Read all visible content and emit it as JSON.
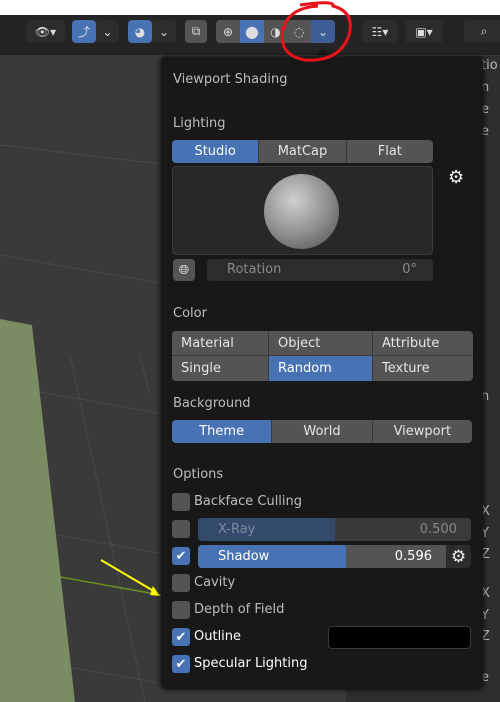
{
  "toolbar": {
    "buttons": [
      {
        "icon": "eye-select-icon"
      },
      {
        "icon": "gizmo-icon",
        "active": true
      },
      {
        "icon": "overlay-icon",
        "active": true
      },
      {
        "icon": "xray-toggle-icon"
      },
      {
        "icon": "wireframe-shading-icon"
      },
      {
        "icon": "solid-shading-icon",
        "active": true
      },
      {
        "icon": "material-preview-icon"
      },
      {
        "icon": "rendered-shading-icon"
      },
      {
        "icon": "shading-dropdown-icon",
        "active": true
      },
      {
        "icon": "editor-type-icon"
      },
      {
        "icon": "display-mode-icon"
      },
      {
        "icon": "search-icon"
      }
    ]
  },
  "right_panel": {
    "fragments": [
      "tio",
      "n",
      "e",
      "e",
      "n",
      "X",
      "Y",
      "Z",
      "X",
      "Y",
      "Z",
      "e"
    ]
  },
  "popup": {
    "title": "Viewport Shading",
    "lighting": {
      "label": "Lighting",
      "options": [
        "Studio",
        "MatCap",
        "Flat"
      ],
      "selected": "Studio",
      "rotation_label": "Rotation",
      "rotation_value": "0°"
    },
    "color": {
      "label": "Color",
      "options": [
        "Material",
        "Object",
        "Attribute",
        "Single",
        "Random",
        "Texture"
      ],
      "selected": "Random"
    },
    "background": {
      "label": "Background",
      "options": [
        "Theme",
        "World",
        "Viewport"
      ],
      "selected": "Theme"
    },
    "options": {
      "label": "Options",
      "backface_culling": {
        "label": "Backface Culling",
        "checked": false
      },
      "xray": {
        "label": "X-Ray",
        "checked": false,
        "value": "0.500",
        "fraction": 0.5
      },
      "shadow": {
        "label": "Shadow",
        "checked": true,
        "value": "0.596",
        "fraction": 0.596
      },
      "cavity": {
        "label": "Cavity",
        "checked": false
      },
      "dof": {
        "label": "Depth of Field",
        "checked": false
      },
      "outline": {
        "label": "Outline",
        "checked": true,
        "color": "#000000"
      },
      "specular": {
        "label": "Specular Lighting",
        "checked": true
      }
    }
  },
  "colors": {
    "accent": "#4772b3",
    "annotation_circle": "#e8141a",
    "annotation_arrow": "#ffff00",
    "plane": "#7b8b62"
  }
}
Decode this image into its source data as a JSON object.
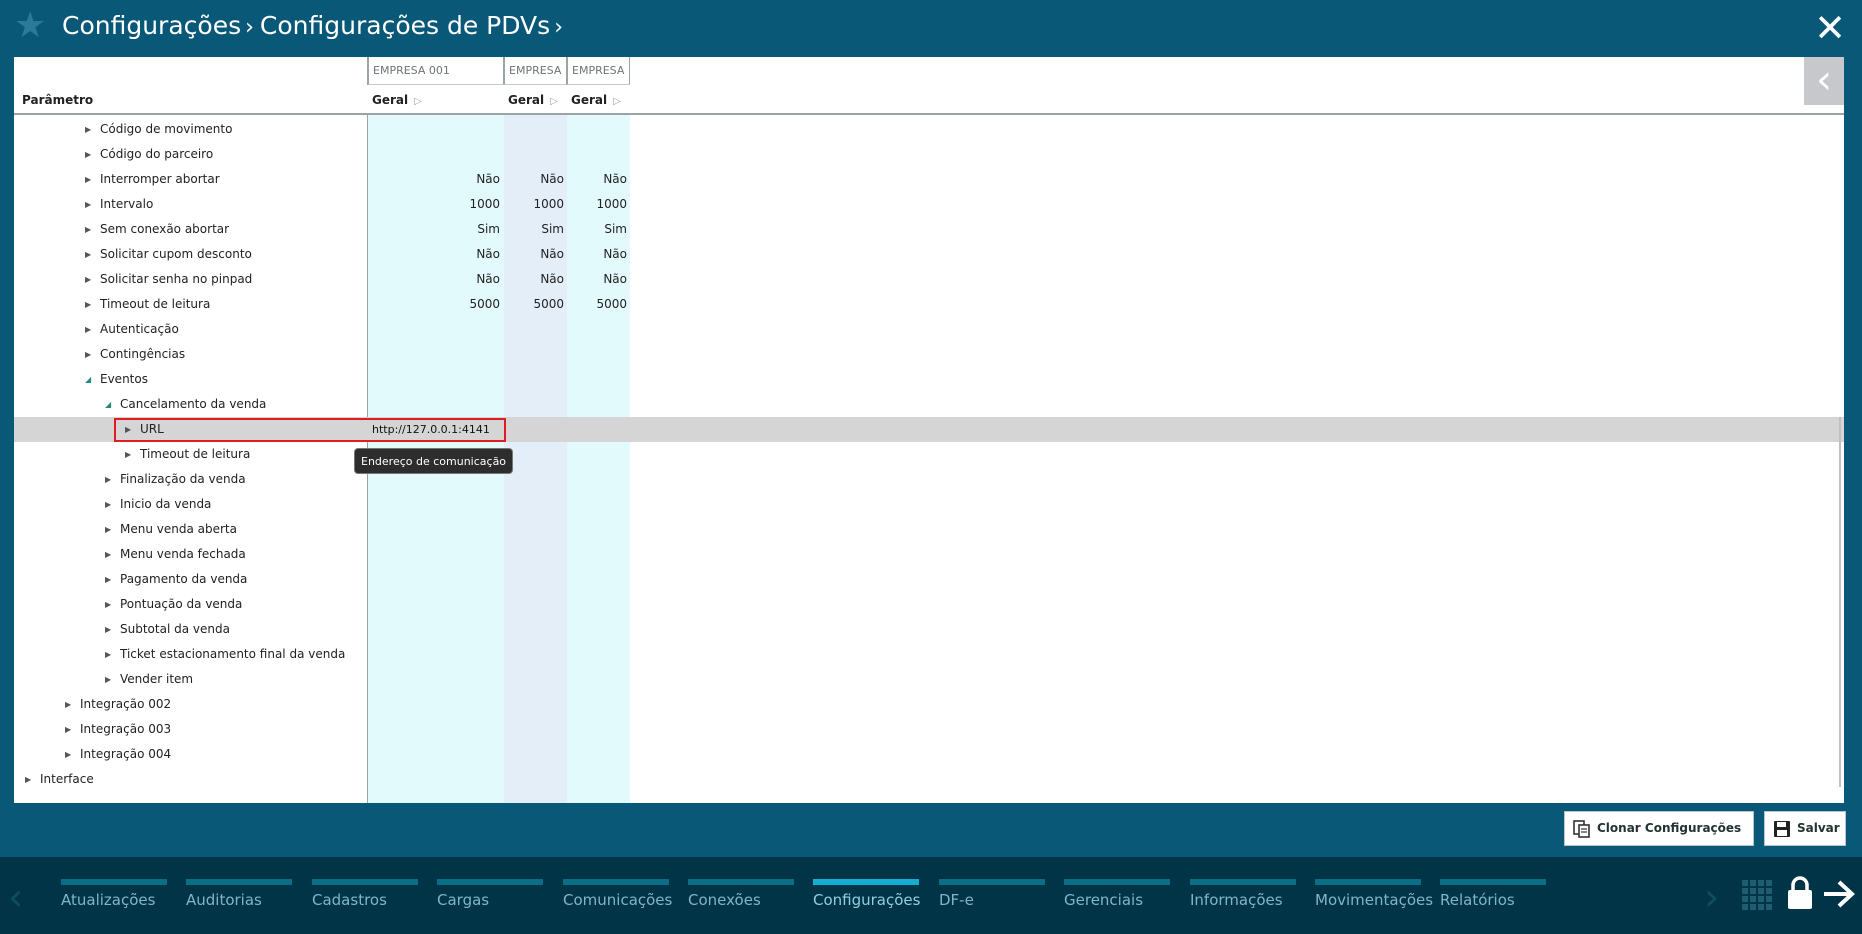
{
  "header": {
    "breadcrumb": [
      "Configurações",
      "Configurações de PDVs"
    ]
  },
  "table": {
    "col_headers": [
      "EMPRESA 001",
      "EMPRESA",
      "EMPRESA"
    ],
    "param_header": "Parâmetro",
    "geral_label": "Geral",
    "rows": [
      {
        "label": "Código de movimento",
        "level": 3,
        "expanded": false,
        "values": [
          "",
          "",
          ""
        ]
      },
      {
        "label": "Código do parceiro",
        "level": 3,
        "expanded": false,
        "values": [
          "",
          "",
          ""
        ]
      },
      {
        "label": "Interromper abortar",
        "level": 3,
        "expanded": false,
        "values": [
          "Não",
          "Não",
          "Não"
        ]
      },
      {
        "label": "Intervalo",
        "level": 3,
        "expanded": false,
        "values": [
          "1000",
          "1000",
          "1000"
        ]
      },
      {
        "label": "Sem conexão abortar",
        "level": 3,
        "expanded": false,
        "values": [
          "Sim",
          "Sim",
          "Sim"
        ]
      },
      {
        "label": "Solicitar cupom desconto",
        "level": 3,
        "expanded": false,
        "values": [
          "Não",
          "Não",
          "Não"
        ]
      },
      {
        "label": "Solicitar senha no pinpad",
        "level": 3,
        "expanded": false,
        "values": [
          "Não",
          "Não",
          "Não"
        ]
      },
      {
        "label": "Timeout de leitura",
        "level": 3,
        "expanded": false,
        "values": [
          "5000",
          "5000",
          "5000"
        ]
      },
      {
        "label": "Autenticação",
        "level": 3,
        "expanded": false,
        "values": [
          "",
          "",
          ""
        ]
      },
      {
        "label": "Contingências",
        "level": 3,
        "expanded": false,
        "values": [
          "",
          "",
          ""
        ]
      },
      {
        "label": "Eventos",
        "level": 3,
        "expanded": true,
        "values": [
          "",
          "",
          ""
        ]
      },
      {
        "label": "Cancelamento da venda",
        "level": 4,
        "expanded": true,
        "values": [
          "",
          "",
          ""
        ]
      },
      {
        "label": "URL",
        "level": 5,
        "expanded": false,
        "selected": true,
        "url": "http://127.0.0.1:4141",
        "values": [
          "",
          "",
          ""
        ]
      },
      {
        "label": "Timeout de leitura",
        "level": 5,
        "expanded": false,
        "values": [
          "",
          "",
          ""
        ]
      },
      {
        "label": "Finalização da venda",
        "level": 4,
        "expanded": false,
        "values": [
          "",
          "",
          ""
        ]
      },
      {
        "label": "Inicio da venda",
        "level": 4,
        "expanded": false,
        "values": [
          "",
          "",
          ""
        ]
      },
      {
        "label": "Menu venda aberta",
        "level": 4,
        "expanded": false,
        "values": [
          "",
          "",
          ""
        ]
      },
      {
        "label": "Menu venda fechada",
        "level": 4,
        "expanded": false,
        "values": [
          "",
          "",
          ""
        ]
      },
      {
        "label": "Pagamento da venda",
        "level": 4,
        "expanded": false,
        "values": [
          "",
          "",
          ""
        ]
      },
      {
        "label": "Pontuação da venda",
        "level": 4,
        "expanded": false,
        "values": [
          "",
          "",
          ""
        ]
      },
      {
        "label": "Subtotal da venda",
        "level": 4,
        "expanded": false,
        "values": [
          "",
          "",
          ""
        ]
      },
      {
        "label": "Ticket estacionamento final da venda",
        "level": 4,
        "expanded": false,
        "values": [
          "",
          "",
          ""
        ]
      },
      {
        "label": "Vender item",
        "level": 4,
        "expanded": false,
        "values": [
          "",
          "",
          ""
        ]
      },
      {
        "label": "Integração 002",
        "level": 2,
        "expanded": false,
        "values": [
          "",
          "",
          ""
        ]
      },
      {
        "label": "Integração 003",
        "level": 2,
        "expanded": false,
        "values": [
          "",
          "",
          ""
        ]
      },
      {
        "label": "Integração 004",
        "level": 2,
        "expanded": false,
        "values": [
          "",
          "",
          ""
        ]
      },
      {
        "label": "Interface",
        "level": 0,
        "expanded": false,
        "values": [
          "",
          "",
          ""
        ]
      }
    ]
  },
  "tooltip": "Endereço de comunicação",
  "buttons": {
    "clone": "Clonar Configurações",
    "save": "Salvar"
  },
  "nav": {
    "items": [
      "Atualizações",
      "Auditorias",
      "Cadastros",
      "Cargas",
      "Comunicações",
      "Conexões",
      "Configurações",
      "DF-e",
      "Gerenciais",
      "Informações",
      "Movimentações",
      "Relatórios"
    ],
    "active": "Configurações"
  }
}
§
Exercise task —
From the data above, write out everything exactly except the pictures.

Final result —
Read all visible content and emit it as JSON.
{
  "toolbar": {
    "buttons": [
      {
        "icon": "eye-select-icon"
      },
      {
        "icon": "gizmo-icon",
        "active": true
      },
      {
        "icon": "overlay-icon",
        "active": true
      },
      {
        "icon": "xray-toggle-icon"
      },
      {
        "icon": "wireframe-shading-icon"
      },
      {
        "icon": "solid-shading-icon",
        "active": true
      },
      {
        "icon": "material-preview-icon"
      },
      {
        "icon": "rendered-shading-icon"
      },
      {
        "icon": "shading-dropdown-icon",
        "active": true
      },
      {
        "icon": "editor-type-icon"
      },
      {
        "icon": "display-mode-icon"
      },
      {
        "icon": "search-icon"
      }
    ]
  },
  "right_panel": {
    "fragments": [
      "tio",
      "n",
      "e",
      "e",
      "n",
      "X",
      "Y",
      "Z",
      "X",
      "Y",
      "Z",
      "e"
    ]
  },
  "popup": {
    "title": "Viewport Shading",
    "lighting": {
      "label": "Lighting",
      "options": [
        "Studio",
        "MatCap",
        "Flat"
      ],
      "selected": "Studio",
      "rotation_label": "Rotation",
      "rotation_value": "0°"
    },
    "color": {
      "label": "Color",
      "options": [
        "Material",
        "Object",
        "Attribute",
        "Single",
        "Random",
        "Texture"
      ],
      "selected": "Random"
    },
    "background": {
      "label": "Background",
      "options": [
        "Theme",
        "World",
        "Viewport"
      ],
      "selected": "Theme"
    },
    "options": {
      "label": "Options",
      "backface_culling": {
        "label": "Backface Culling",
        "checked": false
      },
      "xray": {
        "label": "X-Ray",
        "checked": false,
        "value": "0.500",
        "fraction": 0.5
      },
      "shadow": {
        "label": "Shadow",
        "checked": true,
        "value": "0.596",
        "fraction": 0.596
      },
      "cavity": {
        "label": "Cavity",
        "checked": false
      },
      "dof": {
        "label": "Depth of Field",
        "checked": false
      },
      "outline": {
        "label": "Outline",
        "checked": true,
        "color": "#000000"
      },
      "specular": {
        "label": "Specular Lighting",
        "checked": true
      }
    }
  },
  "colors": {
    "accent": "#4772b3",
    "annotation_circle": "#e8141a",
    "annotation_arrow": "#ffff00",
    "plane": "#7b8b62"
  }
}
Decode this image into its source data as a JSON object.
{
  "header": {
    "breadcrumb": [
      "Configurações",
      "Configurações de PDVs"
    ]
  },
  "table": {
    "col_headers": [
      "EMPRESA 001",
      "EMPRESA",
      "EMPRESA"
    ],
    "param_header": "Parâmetro",
    "geral_label": "Geral",
    "rows": [
      {
        "label": "Código de movimento",
        "level": 3,
        "expanded": false,
        "values": [
          "",
          "",
          ""
        ]
      },
      {
        "label": "Código do parceiro",
        "level": 3,
        "expanded": false,
        "values": [
          "",
          "",
          ""
        ]
      },
      {
        "label": "Interromper abortar",
        "level": 3,
        "expanded": false,
        "values": [
          "Não",
          "Não",
          "Não"
        ]
      },
      {
        "label": "Intervalo",
        "level": 3,
        "expanded": false,
        "values": [
          "1000",
          "1000",
          "1000"
        ]
      },
      {
        "label": "Sem conexão abortar",
        "level": 3,
        "expanded": false,
        "values": [
          "Sim",
          "Sim",
          "Sim"
        ]
      },
      {
        "label": "Solicitar cupom desconto",
        "level": 3,
        "expanded": false,
        "values": [
          "Não",
          "Não",
          "Não"
        ]
      },
      {
        "label": "Solicitar senha no pinpad",
        "level": 3,
        "expanded": false,
        "values": [
          "Não",
          "Não",
          "Não"
        ]
      },
      {
        "label": "Timeout de leitura",
        "level": 3,
        "expanded": false,
        "values": [
          "5000",
          "5000",
          "5000"
        ]
      },
      {
        "label": "Autenticação",
        "level": 3,
        "expanded": false,
        "values": [
          "",
          "",
          ""
        ]
      },
      {
        "label": "Contingências",
        "level": 3,
        "expanded": false,
        "values": [
          "",
          "",
          ""
        ]
      },
      {
        "label": "Eventos",
        "level": 3,
        "expanded": true,
        "values": [
          "",
          "",
          ""
        ]
      },
      {
        "label": "Cancelamento da venda",
        "level": 4,
        "expanded": true,
        "values": [
          "",
          "",
          ""
        ]
      },
      {
        "label": "URL",
        "level": 5,
        "expanded": false,
        "selected": true,
        "url": "http://127.0.0.1:4141",
        "values": [
          "",
          "",
          ""
        ]
      },
      {
        "label": "Timeout de leitura",
        "level": 5,
        "expanded": false,
        "values": [
          "",
          "",
          ""
        ]
      },
      {
        "label": "Finalização da venda",
        "level": 4,
        "expanded": false,
        "values": [
          "",
          "",
          ""
        ]
      },
      {
        "label": "Inicio da venda",
        "level": 4,
        "expanded": false,
        "values": [
          "",
          "",
          ""
        ]
      },
      {
        "label": "Menu venda aberta",
        "level": 4,
        "expanded": false,
        "values": [
          "",
          "",
          ""
        ]
      },
      {
        "label": "Menu venda fechada",
        "level": 4,
        "expanded": false,
        "values": [
          "",
          "",
          ""
        ]
      },
      {
        "label": "Pagamento da venda",
        "level": 4,
        "expanded": false,
        "values": [
          "",
          "",
          ""
        ]
      },
      {
        "label": "Pontuação da venda",
        "level": 4,
        "expanded": false,
        "values": [
          "",
          "",
          ""
        ]
      },
      {
        "label": "Subtotal da venda",
        "level": 4,
        "expanded": false,
        "values": [
          "",
          "",
          ""
        ]
      },
      {
        "label": "Ticket estacionamento final da venda",
        "level": 4,
        "expanded": false,
        "values": [
          "",
          "",
          ""
        ]
      },
      {
        "label": "Vender item",
        "level": 4,
        "expanded": false,
        "values": [
          "",
          "",
          ""
        ]
      },
      {
        "label": "Integração 002",
        "level": 2,
        "expanded": false,
        "values": [
          "",
          "",
          ""
        ]
      },
      {
        "label": "Integração 003",
        "level": 2,
        "expanded": false,
        "values": [
          "",
          "",
          ""
        ]
      },
      {
        "label": "Integração 004",
        "level": 2,
        "expanded": false,
        "values": [
          "",
          "",
          ""
        ]
      },
      {
        "label": "Interface",
        "level": 0,
        "expanded": false,
        "values": [
          "",
          "",
          ""
        ]
      }
    ]
  },
  "tooltip": "Endereço de comunicação",
  "buttons": {
    "clone": "Clonar Configurações",
    "save": "Salvar"
  },
  "nav": {
    "items": [
      "Atualizações",
      "Auditorias",
      "Cadastros",
      "Cargas",
      "Comunicações",
      "Conexões",
      "Configurações",
      "DF-e",
      "Gerenciais",
      "Informações",
      "Movimentações",
      "Relatórios"
    ],
    "active": "Configurações"
  }
}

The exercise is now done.